- Texto do exercício
Na campanha para primeiro-ministro, Boris Johnson precisou prometer que não privatizaria o Serviço Nacional de Saúde britânico, o icônico NHS – National Health Service. Criado em 1946 como um dos passos para o Reino Unido atingir prosperidade e bem-estar social após a Segunda Guerra Mundial, o NHS inspirou vários serviços de saúde mundo afora. Inclusive o SUS brasileiro. Entretanto, o NHS não é livre de críticas e sempre ameaçado por variadas formas de privatização. Elas só não prosperam porque não passa de 10% o percentual de britânicos favoráveis à gestão privada do principal provedor de saúde nacional.
Ainda que parte do partido de Johnson abrace a ideia de passar o filão para a iniciativa privada há anos, nas campanhas fica claro que a maioria da população sabe que privatização não é a única solução para problemas encontrados em serviços públicos. Quando passou a liderar o Partido Conservador, em 2019, Johnson flertou com a possibilidade de transformar a privatização em bandeira, até ficar claro que isso afundaria sua campanha. O NHS não apenas é um serviço universal, mas virtualmente toda a sociedade o usa. Além disso, a maioria da população apoia os princípios do NHS – de ser público, financiado por impostos, e gratuito na ponta.
Se o NHS é referido como um orgulho nacional, a satisfação com o serviço tende a ser mais baixa. Ainda que a satisfação fique acima de 50%, há uma crescente inquietação com relação a uma percepção de que o serviço esteja se deteriorando. No meio da semana, o camaleônico Johnson enfrentou uma revolta de parte de seu partido para aprovar no Parlamento um aumento de impostos para financiar o NHS.
O Reino Unido anda de mãos dadas com a média mundial e gasta ao todo 10% do seu PIB com saúde. Desse total, 80% são gastos públicos. É considerado um serviço muito eficiente que tem retornos muita acima da média mundial em termos de expectativa de vida e outros indicadores de saúde. Existe um sistema rígido de controle de acesso feito por generalistas e as filas podem mesmo demorar para casos sem emergência, mas funcionar funciona. Isso apesar de não estar livre de defeitos e do fato de que qualquer mancada em gestão de saúde gera um trauma forte.

- Entradas selecionadas
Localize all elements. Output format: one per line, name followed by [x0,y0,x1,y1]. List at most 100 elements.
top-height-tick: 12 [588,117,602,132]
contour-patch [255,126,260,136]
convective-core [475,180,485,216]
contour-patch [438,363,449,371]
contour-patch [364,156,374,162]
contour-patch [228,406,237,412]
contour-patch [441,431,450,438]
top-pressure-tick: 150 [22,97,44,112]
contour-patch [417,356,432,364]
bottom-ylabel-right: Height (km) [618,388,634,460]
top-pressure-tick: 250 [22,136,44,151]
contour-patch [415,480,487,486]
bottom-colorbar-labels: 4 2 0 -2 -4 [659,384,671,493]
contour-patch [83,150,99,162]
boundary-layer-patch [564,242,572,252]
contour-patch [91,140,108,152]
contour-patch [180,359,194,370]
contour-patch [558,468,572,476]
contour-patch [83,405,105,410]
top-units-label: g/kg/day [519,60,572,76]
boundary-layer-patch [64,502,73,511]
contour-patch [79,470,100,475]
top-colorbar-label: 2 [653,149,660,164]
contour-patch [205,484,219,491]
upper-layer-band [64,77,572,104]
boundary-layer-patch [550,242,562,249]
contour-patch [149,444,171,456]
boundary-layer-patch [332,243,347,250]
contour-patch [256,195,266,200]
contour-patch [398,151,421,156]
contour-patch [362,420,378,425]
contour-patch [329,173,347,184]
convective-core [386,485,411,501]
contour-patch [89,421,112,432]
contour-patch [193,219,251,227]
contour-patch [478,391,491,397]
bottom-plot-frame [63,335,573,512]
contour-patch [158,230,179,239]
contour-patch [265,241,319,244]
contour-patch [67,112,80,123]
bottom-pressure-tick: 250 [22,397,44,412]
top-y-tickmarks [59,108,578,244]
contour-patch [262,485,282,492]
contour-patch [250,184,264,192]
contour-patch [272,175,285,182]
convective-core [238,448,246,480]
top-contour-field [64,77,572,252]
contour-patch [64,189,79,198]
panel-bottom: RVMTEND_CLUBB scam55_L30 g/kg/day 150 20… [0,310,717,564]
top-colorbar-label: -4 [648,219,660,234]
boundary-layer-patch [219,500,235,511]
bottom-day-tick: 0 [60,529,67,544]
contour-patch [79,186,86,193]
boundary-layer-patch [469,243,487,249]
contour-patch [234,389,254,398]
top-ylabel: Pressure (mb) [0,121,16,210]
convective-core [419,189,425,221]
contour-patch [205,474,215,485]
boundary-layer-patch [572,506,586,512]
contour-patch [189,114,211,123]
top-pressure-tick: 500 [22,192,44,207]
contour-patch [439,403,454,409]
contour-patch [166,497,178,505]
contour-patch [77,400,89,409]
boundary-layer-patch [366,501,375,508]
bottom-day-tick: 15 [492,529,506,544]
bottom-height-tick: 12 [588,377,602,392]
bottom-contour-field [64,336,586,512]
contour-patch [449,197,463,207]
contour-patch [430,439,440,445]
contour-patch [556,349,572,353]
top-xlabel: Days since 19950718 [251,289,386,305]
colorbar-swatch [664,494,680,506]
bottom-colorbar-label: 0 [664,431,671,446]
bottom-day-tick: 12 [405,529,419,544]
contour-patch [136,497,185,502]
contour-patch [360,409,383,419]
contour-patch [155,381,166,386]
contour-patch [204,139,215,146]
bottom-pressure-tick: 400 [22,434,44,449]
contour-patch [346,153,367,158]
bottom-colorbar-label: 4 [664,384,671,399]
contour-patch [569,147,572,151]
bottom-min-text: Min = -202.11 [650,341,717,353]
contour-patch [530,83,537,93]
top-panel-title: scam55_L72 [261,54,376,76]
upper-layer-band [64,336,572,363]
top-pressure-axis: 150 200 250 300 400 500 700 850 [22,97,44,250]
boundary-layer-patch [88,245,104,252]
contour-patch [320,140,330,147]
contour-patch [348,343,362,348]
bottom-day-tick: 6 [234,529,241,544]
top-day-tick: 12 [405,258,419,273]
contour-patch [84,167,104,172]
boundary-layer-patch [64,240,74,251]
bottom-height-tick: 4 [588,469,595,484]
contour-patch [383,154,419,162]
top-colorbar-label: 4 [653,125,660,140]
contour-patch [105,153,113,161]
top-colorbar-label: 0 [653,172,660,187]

- Instruções
a) Responda, com base no texto sobre o NHS, às perguntas abaixo:
(i) Em que ano o NHS foi criado?
(ii) Em que ano Johnson passou a liderar o Partido Conservador?
(iii) Do total que o Reino Unido gasta com saúde, qual percentual corresponde a gastos públicos?
b) Por favor, copie do texto sobre o NHS o trecho que começa em "Na campanha para" e segue até "de saúde nacional.", sem alterar nada.

- Respostas das tarefas
a)
(i) Em 1946.
(ii) Em 2019.
(iii) 80%.

b)
Na campanha para primeiro-ministro, Boris Johnson precisou prometer que não privatizaria o Serviço Nacional de Saúde britânico, o icônico NHS – National Health Service. Criado em 1946 como um dos passos para o Reino Unido atingir prosperidade e bem-estar social após a Segunda Guerra Mundial, o NHS inspirou vários serviços de saúde mundo afora. Inclusive o SUS brasileiro. Entretanto, o NHS não é livre de críticas e sempre ameaçado por variadas formas de privatização. Elas só não prosperam porque não passa de 10% o percentual de britânicos favoráveis à gestão privada do principal provedor de saúde nacional.